# Bowfishing legal in the Chesapeake Bay



## Makbarracuda (Dec 9, 2009)

My uncle spearfishes for spadefish out by the islands at the bay bridge tunnel. This past trip was for cobia, and they were rubbing up on the buoys but some wouldnt bite. He said that it was legal to shoot them with a spear gun. first question is, is he right? second question is can you use a bow and fishing arrow so you won't have to get in the water?


----------



## Big Rad (May 19, 2003)

*He is correct*

You have to wait until June 15 for sport fish I believe. You can shoot fish like rays and stuff anytime


----------



## Makbarracuda (Dec 9, 2009)

Ok, thanks i've tried looking at the laws for Va inshore waters but couldn't find anything. Do you know when sport fishing stops by any chance.


----------



## skider (Feb 14, 2009)

WRITTEN INSTRUCTION 1 >>
Echo the stretch of the bowfishing thread from "My uncle spearfishes" through "(May 19, 2003)".
The entries below have nothing to do with the bowfishing thread.

GIVEN ENTRIES >>

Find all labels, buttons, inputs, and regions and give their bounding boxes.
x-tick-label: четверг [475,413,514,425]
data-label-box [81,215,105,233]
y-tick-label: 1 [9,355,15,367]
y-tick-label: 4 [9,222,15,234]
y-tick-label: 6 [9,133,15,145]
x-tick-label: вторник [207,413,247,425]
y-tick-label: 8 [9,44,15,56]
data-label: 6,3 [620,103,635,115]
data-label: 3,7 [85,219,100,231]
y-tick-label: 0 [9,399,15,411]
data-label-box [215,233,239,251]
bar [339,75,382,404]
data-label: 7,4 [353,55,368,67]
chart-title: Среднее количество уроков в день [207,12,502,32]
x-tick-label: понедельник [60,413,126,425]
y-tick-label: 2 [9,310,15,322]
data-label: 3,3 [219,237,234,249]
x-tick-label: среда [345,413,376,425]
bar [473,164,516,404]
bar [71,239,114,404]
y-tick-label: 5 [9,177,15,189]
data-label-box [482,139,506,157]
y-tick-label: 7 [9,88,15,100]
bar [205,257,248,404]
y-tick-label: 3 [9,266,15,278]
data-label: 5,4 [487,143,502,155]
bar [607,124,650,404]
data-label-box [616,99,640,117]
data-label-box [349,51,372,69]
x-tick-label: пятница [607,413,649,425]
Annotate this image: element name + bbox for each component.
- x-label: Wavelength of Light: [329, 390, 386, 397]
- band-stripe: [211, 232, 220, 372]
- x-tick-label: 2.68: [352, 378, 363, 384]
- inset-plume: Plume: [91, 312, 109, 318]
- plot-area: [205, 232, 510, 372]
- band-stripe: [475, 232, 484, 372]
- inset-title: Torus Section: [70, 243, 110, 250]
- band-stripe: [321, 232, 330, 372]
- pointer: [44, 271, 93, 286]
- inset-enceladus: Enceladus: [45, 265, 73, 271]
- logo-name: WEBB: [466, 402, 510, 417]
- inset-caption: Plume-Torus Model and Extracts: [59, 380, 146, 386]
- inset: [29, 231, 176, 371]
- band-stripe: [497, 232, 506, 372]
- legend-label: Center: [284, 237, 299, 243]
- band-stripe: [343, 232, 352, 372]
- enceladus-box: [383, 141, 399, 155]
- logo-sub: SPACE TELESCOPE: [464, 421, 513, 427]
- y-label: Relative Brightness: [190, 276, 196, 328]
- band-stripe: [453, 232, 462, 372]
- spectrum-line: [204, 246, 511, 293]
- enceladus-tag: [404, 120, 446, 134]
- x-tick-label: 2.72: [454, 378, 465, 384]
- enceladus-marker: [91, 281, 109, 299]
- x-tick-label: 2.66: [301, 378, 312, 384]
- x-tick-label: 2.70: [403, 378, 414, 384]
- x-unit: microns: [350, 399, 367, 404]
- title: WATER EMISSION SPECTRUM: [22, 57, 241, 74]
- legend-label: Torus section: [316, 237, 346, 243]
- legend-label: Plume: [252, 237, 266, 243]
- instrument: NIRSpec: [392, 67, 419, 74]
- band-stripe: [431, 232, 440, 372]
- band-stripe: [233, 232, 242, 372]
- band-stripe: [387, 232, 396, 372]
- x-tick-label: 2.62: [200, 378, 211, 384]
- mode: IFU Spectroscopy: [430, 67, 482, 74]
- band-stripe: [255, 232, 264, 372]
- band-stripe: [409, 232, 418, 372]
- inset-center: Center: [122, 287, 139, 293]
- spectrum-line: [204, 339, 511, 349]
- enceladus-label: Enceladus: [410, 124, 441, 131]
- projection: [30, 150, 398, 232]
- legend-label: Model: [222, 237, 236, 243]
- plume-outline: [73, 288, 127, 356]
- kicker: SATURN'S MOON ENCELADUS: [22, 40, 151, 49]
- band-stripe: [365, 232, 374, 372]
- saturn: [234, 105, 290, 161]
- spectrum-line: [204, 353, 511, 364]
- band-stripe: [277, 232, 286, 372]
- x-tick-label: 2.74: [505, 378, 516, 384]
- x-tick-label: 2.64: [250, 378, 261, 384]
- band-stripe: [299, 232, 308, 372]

WRITTEN INSTRUCTION 2 >>
Swap "bounding boxes" for "coordinates" in the stretch of the entries from their start through the line containing "data-label: 7,4 [353,55,368,67]", and write out only those lines with everything else unchanged.

EXPECTED OUTPUT 1 >>
My uncle spearfishes for spadefish out by the islands at the bay bridge tunnel. This past trip was for cobia, and they were rubbing up on the buoys but some wouldnt bite. He said that it was legal to shoot them with a spear gun. first question is, is he right? second question is can you use a bow and fishing arrow so you won't have to get in the water?


----------



## Big Rad (May 19, 2003)

EXPECTED OUTPUT 2 >>
Find all labels, buttons, inputs, and regions and give their coordinates.
x-tick-label: четверг [475,413,514,425]
data-label-box [81,215,105,233]
y-tick-label: 1 [9,355,15,367]
y-tick-label: 4 [9,222,15,234]
y-tick-label: 6 [9,133,15,145]
x-tick-label: вторник [207,413,247,425]
y-tick-label: 8 [9,44,15,56]
data-label: 6,3 [620,103,635,115]
data-label: 3,7 [85,219,100,231]
y-tick-label: 0 [9,399,15,411]
data-label-box [215,233,239,251]
bar [339,75,382,404]
data-label: 7,4 [353,55,368,67]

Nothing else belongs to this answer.